--- START LISTED ENTRIES ---
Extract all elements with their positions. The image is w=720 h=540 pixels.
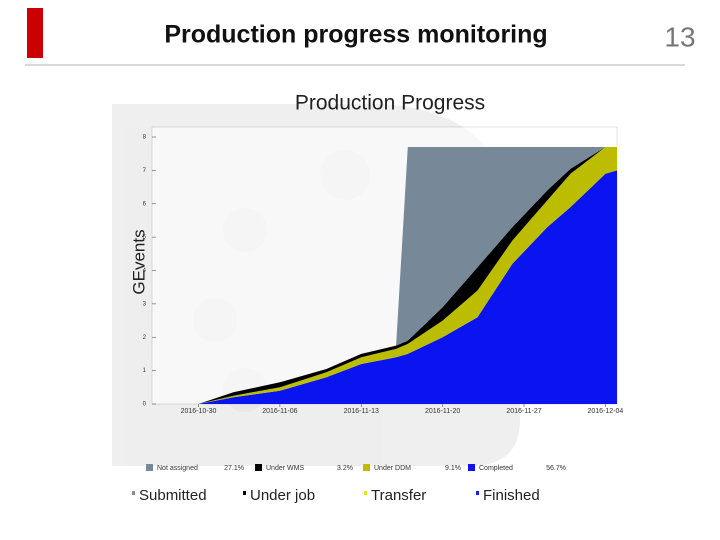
- x-tick-label: 2016-11-20: [425, 408, 460, 415]
- legend-share: 56.7%: [546, 465, 566, 472]
- page-number: 13: [664, 21, 695, 52]
- status-label: Submitted: [139, 487, 207, 504]
- y-tick-label: 2: [143, 335, 147, 341]
- legend-label: Completed: [479, 465, 513, 472]
- legend-swatch: [363, 464, 370, 471]
- y-tick-label: 4: [143, 268, 147, 274]
- legend-share: 3.2%: [337, 465, 353, 472]
- y-tick-label: 1: [143, 368, 147, 374]
- legend-label: Not assigned: [157, 465, 198, 472]
- x-tick-label: 2016-11-06: [262, 408, 297, 415]
- x-tick-label: 2016-11-13: [344, 408, 379, 415]
- legend-label: Under WMS: [266, 465, 304, 472]
- legend-share: 27.1%: [224, 465, 244, 472]
- area: [198, 170, 617, 404]
- bullet: [243, 491, 246, 495]
- y-axis-label: GEvents: [129, 229, 148, 294]
- y-tick-label: 3: [143, 301, 147, 307]
- area: [198, 147, 617, 404]
- y-tick-label: 5: [143, 235, 147, 241]
- status-label: Under job: [250, 487, 315, 504]
- legend-swatch: [146, 464, 153, 471]
- accent-bar: [27, 8, 43, 58]
- y-tick-label: 6: [143, 201, 147, 207]
- x-tick-label: 2016-10-30: [181, 408, 217, 415]
- y-tick-label: 0: [143, 402, 147, 408]
- legend-label: Under DDM: [374, 465, 411, 472]
- legend-swatch: [468, 464, 475, 471]
- legend-swatch: [255, 464, 262, 471]
- chart-title: Production Progress: [295, 92, 485, 115]
- bullet: [364, 491, 367, 495]
- y-tick-label: 7: [143, 168, 147, 174]
- status-label: Finished: [483, 487, 540, 504]
- area: [198, 147, 617, 404]
- y-tick-label: 8: [143, 135, 147, 141]
- slide-title: Production progress monitoring: [164, 21, 547, 49]
- x-tick-label: 2016-11-27: [506, 408, 541, 415]
- bullet: [476, 491, 479, 495]
- legend-share: 9.1%: [445, 465, 461, 472]
- x-tick-label: 2016-12-04: [587, 408, 623, 415]
- status-label: Transfer: [371, 487, 426, 504]
- bullet: [132, 491, 135, 495]
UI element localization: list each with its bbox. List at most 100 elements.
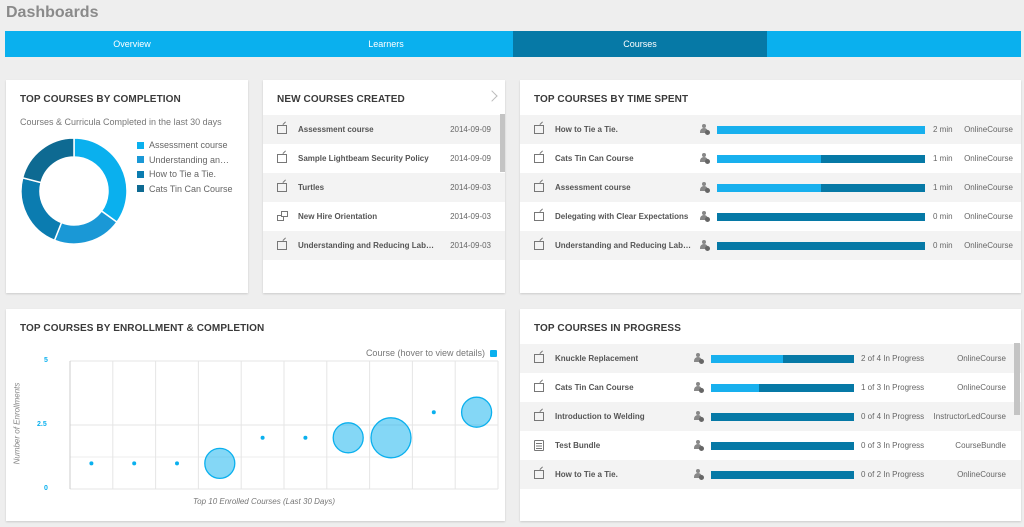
course-name[interactable]: Assessment course: [555, 183, 631, 192]
bubble-point[interactable]: [303, 435, 308, 440]
course-name[interactable]: Sample Lightbeam Security Policy: [298, 154, 429, 163]
list-item[interactable]: How to Tie a Tie. 0 of 2 In Progress Onl…: [520, 460, 1021, 489]
bubble-point[interactable]: [132, 461, 137, 466]
list-item[interactable]: Understanding and Reducing Lab… 2014-09-…: [263, 231, 505, 260]
donut-slice[interactable]: [21, 137, 75, 184]
progress-bar-fill: [711, 384, 759, 392]
bubble-point[interactable]: [175, 461, 179, 466]
page-title: Dashboards: [6, 4, 99, 21]
bubble-point[interactable]: [460, 396, 493, 428]
donut-slice[interactable]: [20, 176, 63, 242]
time-bar: [717, 242, 925, 250]
bubble-point[interactable]: [89, 461, 94, 466]
course-type: OnlineCourse: [964, 241, 1013, 250]
course-name[interactable]: Introduction to Welding: [555, 412, 645, 421]
tab-learners[interactable]: Learners: [368, 39, 404, 49]
bubble-point[interactable]: [260, 435, 265, 440]
chevron-right-icon[interactable]: [486, 90, 498, 102]
course-name[interactable]: Test Bundle: [555, 441, 601, 450]
course-icon: [534, 383, 544, 392]
legend-item[interactable]: Assessment course: [137, 138, 233, 153]
in-progress-list: Knuckle Replacement 2 of 4 In Progress O…: [520, 344, 1021, 489]
y-axis-label: Number of Enrollments: [12, 382, 22, 465]
completion-card: TOP COURSES BY COMPLETION Courses & Curr…: [6, 80, 248, 293]
scrollbar[interactable]: [1014, 343, 1020, 415]
course-date: 2014-09-09: [450, 154, 491, 163]
dashboard-tabs: Overview Learners Courses: [5, 31, 1021, 57]
list-item[interactable]: Knuckle Replacement 2 of 4 In Progress O…: [520, 344, 1021, 373]
course-name[interactable]: Delegating with Clear Expectations: [555, 212, 689, 221]
course-name[interactable]: Understanding and Reducing Lab…: [555, 241, 692, 250]
course-name[interactable]: New Hire Orientation: [298, 212, 378, 221]
users-icon: [698, 182, 710, 193]
course-type: InstructorLedCourse: [933, 412, 1006, 421]
legend-swatch: [490, 349, 497, 357]
legend-swatch: [137, 185, 144, 193]
legend-swatch: [137, 156, 144, 164]
course-name[interactable]: Assessment course: [298, 125, 374, 134]
course-name[interactable]: Understanding and Reducing Lab…: [298, 241, 435, 250]
list-item[interactable]: Cats Tin Can Course 1 of 3 In Progress O…: [520, 373, 1021, 402]
course-icon: [534, 212, 544, 221]
x-axis-label: Top 10 Enrolled Courses (Last 30 Days): [193, 497, 335, 506]
bubble-point[interactable]: [370, 417, 412, 459]
course-name[interactable]: Cats Tin Can Course: [555, 154, 634, 163]
instructor-led-icon: [534, 412, 544, 421]
bubble-point[interactable]: [204, 447, 236, 480]
course-name[interactable]: Knuckle Replacement: [555, 354, 639, 363]
chart-legend[interactable]: Course (hover to view details): [366, 348, 497, 358]
list-item[interactable]: New Hire Orientation 2014-09-03: [263, 202, 505, 231]
course-date: 2014-09-03: [450, 183, 491, 192]
list-item[interactable]: Turtles 2014-09-03: [263, 173, 505, 202]
course-name[interactable]: How to Tie a Tie.: [555, 125, 618, 134]
list-item[interactable]: Cats Tin Can Course 1 min OnlineCourse: [520, 144, 1021, 173]
legend-label: Assessment course: [149, 140, 228, 151]
course-type: CourseBundle: [955, 441, 1006, 450]
list-item[interactable]: Delegating with Clear Expectations 0 min…: [520, 202, 1021, 231]
tab-overview[interactable]: Overview: [113, 39, 151, 49]
list-item[interactable]: Assessment course 2014-09-09: [263, 115, 505, 144]
bubble-point[interactable]: [431, 410, 436, 415]
time-bar-fill: [717, 155, 821, 163]
progress-bar: [711, 471, 854, 479]
course-name[interactable]: How to Tie a Tie.: [555, 470, 618, 479]
course-type: OnlineCourse: [957, 470, 1006, 479]
y-tick-label: 5: [44, 357, 48, 364]
legend-item[interactable]: Cats Tin Can Course: [137, 182, 233, 197]
legend-item[interactable]: Understanding an…: [137, 153, 233, 168]
bundle-icon: [534, 440, 544, 451]
enrollment-card: TOP COURSES BY ENROLLMENT & COMPLETION C…: [6, 309, 505, 521]
course-name[interactable]: Cats Tin Can Course: [555, 383, 634, 392]
course-icon: [277, 183, 287, 192]
list-item[interactable]: Assessment course 1 min OnlineCourse: [520, 173, 1021, 202]
time-value: 1 min: [933, 154, 953, 163]
time-bar: [717, 213, 925, 221]
course-date: 2014-09-03: [450, 241, 491, 250]
list-item[interactable]: Test Bundle 0 of 3 In Progress CourseBun…: [520, 431, 1021, 460]
progress-bar: [711, 413, 854, 421]
time-bar: [717, 184, 925, 192]
list-item[interactable]: Introduction to Welding 0 of 4 In Progre…: [520, 402, 1021, 431]
tab-courses[interactable]: Courses: [513, 31, 767, 57]
time-bar: [717, 155, 925, 163]
card-title: TOP COURSES BY ENROLLMENT & COMPLETION: [20, 323, 265, 334]
donut-slice[interactable]: [53, 209, 118, 245]
list-item[interactable]: Understanding and Reducing Lab… 0 min On…: [520, 231, 1021, 260]
bubble-chart[interactable]: [6, 309, 505, 521]
list-item[interactable]: How to Tie a Tie. 2 min OnlineCourse: [520, 115, 1021, 144]
donut-slice[interactable]: [73, 137, 128, 224]
legend-item[interactable]: How to Tie a Tie.: [137, 167, 233, 182]
donut-chart[interactable]: [19, 136, 129, 246]
list-item[interactable]: Sample Lightbeam Security Policy 2014-09…: [263, 144, 505, 173]
time-spent-list: How to Tie a Tie. 2 min OnlineCourse Cat…: [520, 115, 1021, 260]
course-name[interactable]: Turtles: [298, 183, 325, 192]
course-icon: [277, 125, 287, 134]
bubble-point[interactable]: [332, 422, 364, 454]
legend-swatch: [137, 170, 144, 178]
legend-swatch: [137, 141, 144, 149]
scrollbar[interactable]: [500, 114, 505, 172]
course-date: 2014-09-03: [450, 212, 491, 221]
y-tick-label: 0: [44, 485, 48, 492]
users-icon: [692, 382, 704, 393]
course-type: OnlineCourse: [964, 154, 1013, 163]
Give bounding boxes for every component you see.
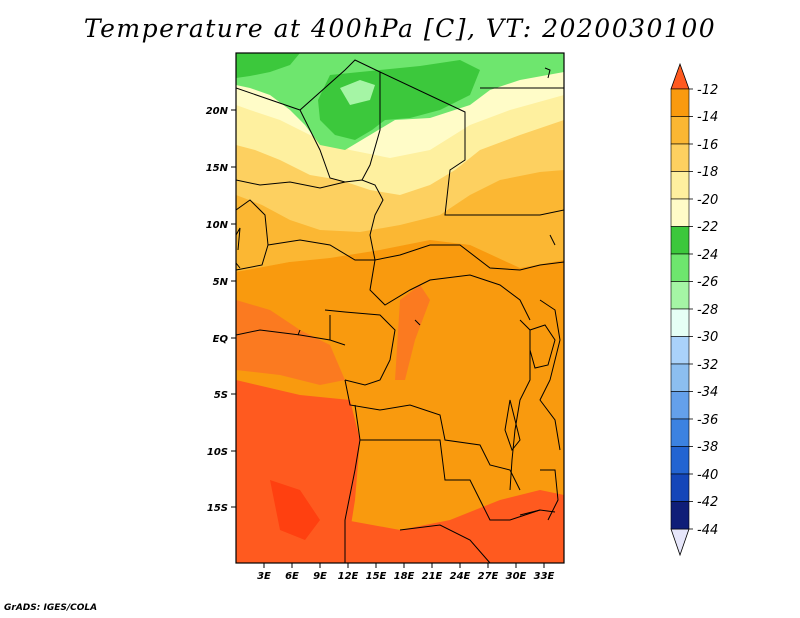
colorbar-label: -34 [697, 385, 718, 400]
colorbar-label: -38 [697, 440, 718, 455]
colorbar-label: -44 [697, 523, 718, 538]
colorbar-label: -20 [697, 193, 718, 208]
colorbar-cell [670, 171, 690, 200]
lat-label: 15S [207, 503, 228, 514]
country-borders [236, 59, 564, 563]
lon-label: 15E [366, 571, 387, 582]
colorbar-top-arrow [670, 62, 690, 90]
colorbar-label: -22 [697, 220, 718, 235]
axis-ticks [231, 109, 545, 568]
lon-label: 21E [422, 571, 443, 582]
lon-label: 12E [338, 571, 359, 582]
colorbar-cell [670, 281, 690, 310]
lon-label: 18E [394, 571, 415, 582]
colorbar-cell [670, 446, 690, 475]
colorbar-label: -36 [697, 413, 718, 428]
colorbar-cell [670, 308, 690, 337]
colorbar-cell [670, 391, 690, 420]
colorbar-label: -28 [697, 303, 718, 318]
colorbar-cell [670, 116, 690, 145]
colorbar-label: -12 [697, 83, 718, 98]
lon-label: 33E [534, 571, 555, 582]
lat-label: 20N [206, 106, 229, 117]
colorbar-label: -14 [697, 110, 718, 125]
lon-label: 24E [450, 571, 471, 582]
colorbar-label: -40 [697, 468, 718, 483]
colorbar-label: -32 [697, 358, 718, 373]
colorbar-label: -30 [697, 330, 718, 345]
lon-label: 30E [506, 571, 527, 582]
colorbar-cell [670, 336, 690, 365]
colorbar: -12 -14 -16 -18 -20 -22 -24 -26 -28 -30 … [670, 62, 718, 557]
colorbar-cell [670, 226, 690, 255]
lat-label: 5S [214, 390, 228, 401]
colorbar-cell [670, 143, 690, 172]
lon-label: 9E [313, 571, 327, 582]
lon-label: 3E [257, 571, 271, 582]
colorbar-cell [670, 253, 690, 282]
colorbar-cell [670, 198, 690, 227]
lat-label: 15N [206, 163, 229, 174]
map-frame [235, 52, 565, 564]
colorbar-label: -26 [697, 275, 718, 290]
colorbar-bottom-arrow [670, 528, 690, 557]
lon-label: 6E [285, 571, 299, 582]
lat-label: EQ [213, 334, 229, 345]
colorbar-cell [670, 88, 690, 117]
temperature-field [236, 53, 564, 563]
colorbar-label: -42 [697, 495, 718, 510]
lat-label: 5N [213, 277, 229, 288]
lat-label: 10S [207, 447, 228, 458]
colorbar-cell [670, 418, 690, 447]
credit-text: GrADS: IGES/COLA [4, 603, 98, 613]
colorbar-cell [670, 501, 690, 530]
map-title: Temperature at 400hPa [C], VT: 202003010… [83, 14, 717, 43]
colorbar-label: -16 [697, 138, 718, 153]
colorbar-cell [670, 363, 690, 392]
lat-label: 10N [206, 220, 229, 231]
lon-label: 27E [478, 571, 499, 582]
colorbar-label: -18 [697, 165, 718, 180]
colorbar-label: -24 [697, 248, 718, 263]
colorbar-cell [670, 473, 690, 502]
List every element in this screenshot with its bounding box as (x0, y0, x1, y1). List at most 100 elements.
--- END LISTED ENTRIES ---
## EXERCISE
Quote the records verbatim from the line containing "colorbar-label: -34 [697, 385, 718, 400]" through the line containing "lat-label: 10N [206, 220, 229, 231]", including both of those lines.

## RESULT OF THE TASK
colorbar-label: -34 [697, 385, 718, 400]
colorbar-label: -38 [697, 440, 718, 455]
colorbar-label: -44 [697, 523, 718, 538]
colorbar-label: -20 [697, 193, 718, 208]
colorbar-cell [670, 171, 690, 200]
lat-label: 15S [207, 503, 228, 514]
country-borders [236, 59, 564, 563]
lon-label: 15E [366, 571, 387, 582]
colorbar-top-arrow [670, 62, 690, 90]
colorbar-label: -22 [697, 220, 718, 235]
axis-ticks [231, 109, 545, 568]
lon-label: 21E [422, 571, 443, 582]
lon-label: 12E [338, 571, 359, 582]
colorbar-cell [670, 281, 690, 310]
lon-label: 18E [394, 571, 415, 582]
colorbar-cell [670, 446, 690, 475]
colorbar-label: -36 [697, 413, 718, 428]
colorbar-cell [670, 308, 690, 337]
colorbar-cell [670, 391, 690, 420]
colorbar-label: -28 [697, 303, 718, 318]
colorbar-cell [670, 116, 690, 145]
colorbar-label: -12 [697, 83, 718, 98]
lon-label: 33E [534, 571, 555, 582]
lat-label: 20N [206, 106, 229, 117]
colorbar-label: -14 [697, 110, 718, 125]
lon-label: 24E [450, 571, 471, 582]
colorbar-label: -40 [697, 468, 718, 483]
colorbar-label: -32 [697, 358, 718, 373]
colorbar-label: -30 [697, 330, 718, 345]
lon-label: 30E [506, 571, 527, 582]
colorbar-cell [670, 336, 690, 365]
colorbar: -12 -14 -16 -18 -20 -22 -24 -26 -28 -30 … [670, 62, 718, 557]
colorbar-cell [670, 226, 690, 255]
lat-label: 5S [214, 390, 228, 401]
colorbar-cell [670, 143, 690, 172]
lon-label: 9E [313, 571, 327, 582]
lon-label: 3E [257, 571, 271, 582]
colorbar-cell [670, 253, 690, 282]
colorbar-cell [670, 198, 690, 227]
lat-label: 15N [206, 163, 229, 174]
map-frame [235, 52, 565, 564]
colorbar-label: -26 [697, 275, 718, 290]
colorbar-bottom-arrow [670, 528, 690, 557]
lon-label: 6E [285, 571, 299, 582]
lat-label: EQ [213, 334, 229, 345]
colorbar-cell [670, 88, 690, 117]
temperature-field [236, 53, 564, 563]
colorbar-label: -42 [697, 495, 718, 510]
lat-label: 5N [213, 277, 229, 288]
lat-label: 10S [207, 447, 228, 458]
colorbar-cell [670, 418, 690, 447]
credit-text: GrADS: IGES/COLA [4, 603, 98, 613]
colorbar-cell [670, 501, 690, 530]
map-title: Temperature at 400hPa [C], VT: 202003010… [83, 14, 717, 43]
colorbar-label: -16 [697, 138, 718, 153]
colorbar-cell [670, 363, 690, 392]
lat-label: 10N [206, 220, 229, 231]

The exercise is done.